> [EXERCISE DATA]:
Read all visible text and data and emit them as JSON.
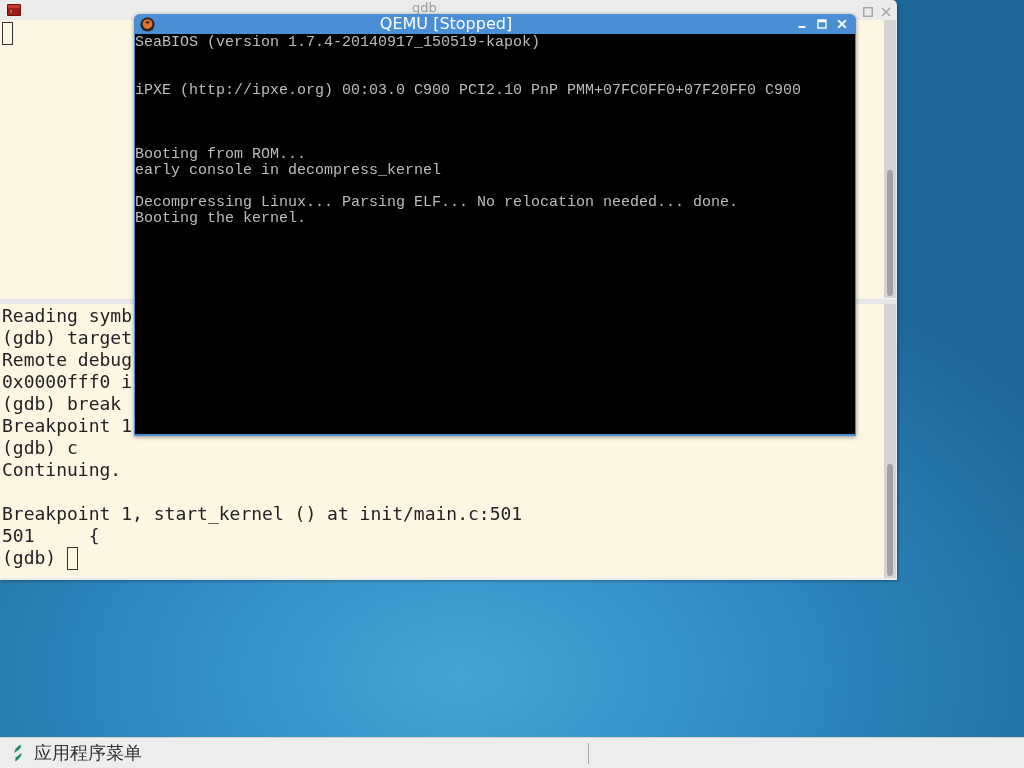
{
  "gdb_window": {
    "title": "gdb",
    "upper_pane": {
      "cursor": true
    },
    "lower_pane": {
      "groups": [
        {
          "lines": [
            "Reading symb",
            "(gdb) target",
            "Remote debug",
            "0x0000fff0 i",
            "(gdb) break",
            "Breakpoint 1",
            "(gdb) c",
            "Continuing."
          ]
        },
        {
          "lines": [
            "Breakpoint 1, start_kernel () at init/main.c:501",
            "501     {",
            "(gdb)"
          ]
        }
      ],
      "cursor": true
    }
  },
  "qemu_window": {
    "title": "QEMU [Stopped]",
    "screen_blocks": [
      {
        "lines": [
          "SeaBIOS (version 1.7.4-20140917_150519-kapok)"
        ]
      },
      {
        "lines": [
          "iPXE (http://ipxe.org) 00:03.0 C900 PCI2.10 PnP PMM+07FC0FF0+07F20FF0 C900"
        ]
      },
      {
        "lines": [
          "Booting from ROM...",
          "early console in decompress_kernel"
        ]
      },
      {
        "lines": [
          "Decompressing Linux... Parsing ELF... No relocation needed... done.",
          "Booting the kernel."
        ]
      }
    ]
  },
  "taskbar": {
    "menu_label": "应用程序菜单"
  }
}
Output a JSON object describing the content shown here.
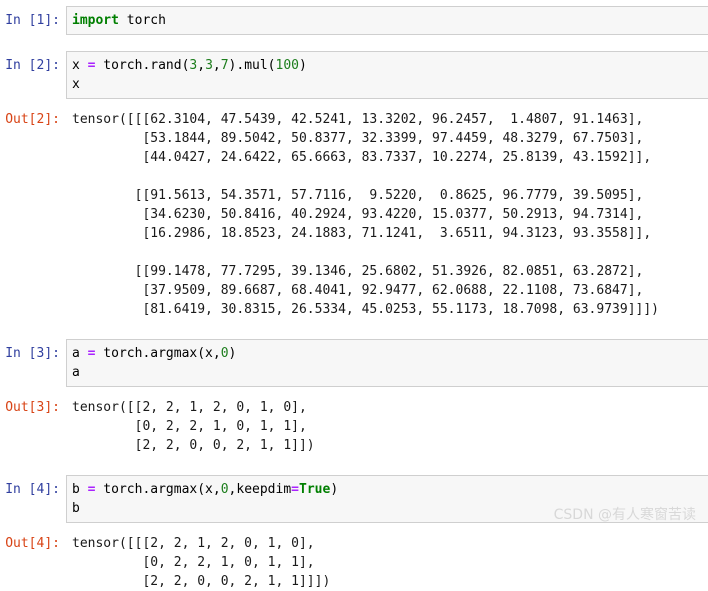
{
  "notebook": {
    "cells": [
      {
        "type": "input",
        "prompt": "In [1]:",
        "lines": [
          [
            {
              "t": "import",
              "c": "kw"
            },
            {
              "t": " torch",
              "c": "name"
            }
          ]
        ]
      },
      {
        "type": "input",
        "prompt": "In [2]:",
        "lines": [
          [
            {
              "t": "x ",
              "c": "name"
            },
            {
              "t": "=",
              "c": "op"
            },
            {
              "t": " torch.rand(",
              "c": "name"
            },
            {
              "t": "3",
              "c": "num"
            },
            {
              "t": ",",
              "c": "name"
            },
            {
              "t": "3",
              "c": "num"
            },
            {
              "t": ",",
              "c": "name"
            },
            {
              "t": "7",
              "c": "num"
            },
            {
              "t": ").mul(",
              "c": "name"
            },
            {
              "t": "100",
              "c": "num"
            },
            {
              "t": ")",
              "c": "name"
            }
          ],
          [
            {
              "t": "x",
              "c": "name"
            }
          ]
        ]
      },
      {
        "type": "output",
        "prompt": "Out[2]:",
        "text": "tensor([[[62.3104, 47.5439, 42.5241, 13.3202, 96.2457,  1.4807, 91.1463],\n         [53.1844, 89.5042, 50.8377, 32.3399, 97.4459, 48.3279, 67.7503],\n         [44.0427, 24.6422, 65.6663, 83.7337, 10.2274, 25.8139, 43.1592]],\n\n        [[91.5613, 54.3571, 57.7116,  9.5220,  0.8625, 96.7779, 39.5095],\n         [34.6230, 50.8416, 40.2924, 93.4220, 15.0377, 50.2913, 94.7314],\n         [16.2986, 18.8523, 24.1883, 71.1241,  3.6511, 94.3123, 93.3558]],\n\n        [[99.1478, 77.7295, 39.1346, 25.6802, 51.3926, 82.0851, 63.2872],\n         [37.9509, 89.6687, 68.4041, 92.9477, 62.0688, 22.1108, 73.6847],\n         [81.6419, 30.8315, 26.5334, 45.0253, 55.1173, 18.7098, 63.9739]]])"
      },
      {
        "type": "input",
        "prompt": "In [3]:",
        "lines": [
          [
            {
              "t": "a ",
              "c": "name"
            },
            {
              "t": "=",
              "c": "op"
            },
            {
              "t": " torch.argmax(x,",
              "c": "name"
            },
            {
              "t": "0",
              "c": "num"
            },
            {
              "t": ")",
              "c": "name"
            }
          ],
          [
            {
              "t": "a",
              "c": "name"
            }
          ]
        ]
      },
      {
        "type": "output",
        "prompt": "Out[3]:",
        "text": "tensor([[2, 2, 1, 2, 0, 1, 0],\n        [0, 2, 2, 1, 0, 1, 1],\n        [2, 2, 0, 0, 2, 1, 1]])"
      },
      {
        "type": "input",
        "prompt": "In [4]:",
        "lines": [
          [
            {
              "t": "b ",
              "c": "name"
            },
            {
              "t": "=",
              "c": "op"
            },
            {
              "t": " torch.argmax(x,",
              "c": "name"
            },
            {
              "t": "0",
              "c": "num"
            },
            {
              "t": ",keepdim",
              "c": "name"
            },
            {
              "t": "=",
              "c": "op"
            },
            {
              "t": "True",
              "c": "kw"
            },
            {
              "t": ")",
              "c": "name"
            }
          ],
          [
            {
              "t": "b",
              "c": "name"
            }
          ]
        ]
      },
      {
        "type": "output",
        "prompt": "Out[4]:",
        "text": "tensor([[[2, 2, 1, 2, 0, 1, 0],\n         [0, 2, 2, 1, 0, 1, 1],\n         [2, 2, 0, 0, 2, 1, 1]]])"
      }
    ]
  },
  "watermark": {
    "text": "CSDN @有人寒窗苦读"
  },
  "colors": {
    "in_prompt": "#303F9F",
    "out_prompt": "#D84315",
    "keyword": "#007F00",
    "number": "#1C7D1C",
    "operator": "#AA22FF",
    "code_background": "#f7f7f7",
    "code_border": "#cfcfcf"
  }
}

> [SET TASK]: Search the entries for the word "Booting" and gather every line where it appears.

> [WORKED SOLUTION]:
          "Booting from ROM...",
          "Booting the kernel."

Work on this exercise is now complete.